> [Given problem]
Only the lines from the line holding "What text is on this page?" to the last line should be output, each exactly as given.

> [Extracted data]
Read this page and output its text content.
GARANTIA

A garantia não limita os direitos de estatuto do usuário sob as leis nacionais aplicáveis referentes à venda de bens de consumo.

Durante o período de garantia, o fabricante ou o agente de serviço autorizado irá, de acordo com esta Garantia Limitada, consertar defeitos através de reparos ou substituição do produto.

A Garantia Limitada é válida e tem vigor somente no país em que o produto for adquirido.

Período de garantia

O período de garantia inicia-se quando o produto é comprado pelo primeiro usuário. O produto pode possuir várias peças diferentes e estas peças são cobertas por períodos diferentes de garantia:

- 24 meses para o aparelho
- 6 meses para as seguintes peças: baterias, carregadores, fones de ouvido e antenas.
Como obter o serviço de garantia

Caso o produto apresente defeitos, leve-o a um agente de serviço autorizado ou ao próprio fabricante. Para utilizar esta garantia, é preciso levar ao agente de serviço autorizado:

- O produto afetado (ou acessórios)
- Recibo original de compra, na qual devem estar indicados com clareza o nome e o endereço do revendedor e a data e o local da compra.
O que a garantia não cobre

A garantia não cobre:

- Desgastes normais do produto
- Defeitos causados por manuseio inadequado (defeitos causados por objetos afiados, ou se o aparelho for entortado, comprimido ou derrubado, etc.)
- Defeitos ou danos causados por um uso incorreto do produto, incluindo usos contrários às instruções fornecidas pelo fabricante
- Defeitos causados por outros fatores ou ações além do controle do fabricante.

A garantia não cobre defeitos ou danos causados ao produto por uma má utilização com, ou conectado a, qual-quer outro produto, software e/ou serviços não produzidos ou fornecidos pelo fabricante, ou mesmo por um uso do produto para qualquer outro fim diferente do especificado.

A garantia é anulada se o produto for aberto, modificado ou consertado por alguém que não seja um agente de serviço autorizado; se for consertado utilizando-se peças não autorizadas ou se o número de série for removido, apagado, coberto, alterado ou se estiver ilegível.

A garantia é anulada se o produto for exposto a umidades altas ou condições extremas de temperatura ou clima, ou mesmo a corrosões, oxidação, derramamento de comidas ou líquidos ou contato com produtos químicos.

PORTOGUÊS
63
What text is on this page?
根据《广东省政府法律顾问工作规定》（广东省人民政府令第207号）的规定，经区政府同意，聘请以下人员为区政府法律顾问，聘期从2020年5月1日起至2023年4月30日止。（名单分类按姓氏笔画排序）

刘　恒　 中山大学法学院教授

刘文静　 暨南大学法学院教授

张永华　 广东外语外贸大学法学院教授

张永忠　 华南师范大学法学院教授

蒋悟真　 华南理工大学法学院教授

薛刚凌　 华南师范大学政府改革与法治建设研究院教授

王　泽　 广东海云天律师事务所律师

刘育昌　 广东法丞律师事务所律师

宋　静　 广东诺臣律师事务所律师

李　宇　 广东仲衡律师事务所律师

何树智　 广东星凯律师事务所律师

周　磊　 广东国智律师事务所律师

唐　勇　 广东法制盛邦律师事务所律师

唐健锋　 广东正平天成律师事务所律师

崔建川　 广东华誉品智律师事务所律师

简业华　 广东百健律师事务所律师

> [Reply to the exercise]
What text is on this page?
根据《广东省政府法律顾问工作规定》（广东省人民政府令第207号）的规定，经区政府同意，聘请以下人员为区政府法律顾问，聘期从2020年5月1日起至2023年4月30日止。（名单分类按姓氏笔画排序）

刘　恒　 中山大学法学院教授

刘文静　 暨南大学法学院教授

张永华　 广东外语外贸大学法学院教授

张永忠　 华南师范大学法学院教授

蒋悟真　 华南理工大学法学院教授

薛刚凌　 华南师范大学政府改革与法治建设研究院教授

王　泽　 广东海云天律师事务所律师

刘育昌　 广东法丞律师事务所律师

宋　静　 广东诺臣律师事务所律师

李　宇　 广东仲衡律师事务所律师

何树智　 广东星凯律师事务所律师

周　磊　 广东国智律师事务所律师

唐　勇　 广东法制盛邦律师事务所律师

唐健锋　 广东正平天成律师事务所律师

崔建川　 广东华誉品智律师事务所律师

简业华　 广东百健律师事务所律师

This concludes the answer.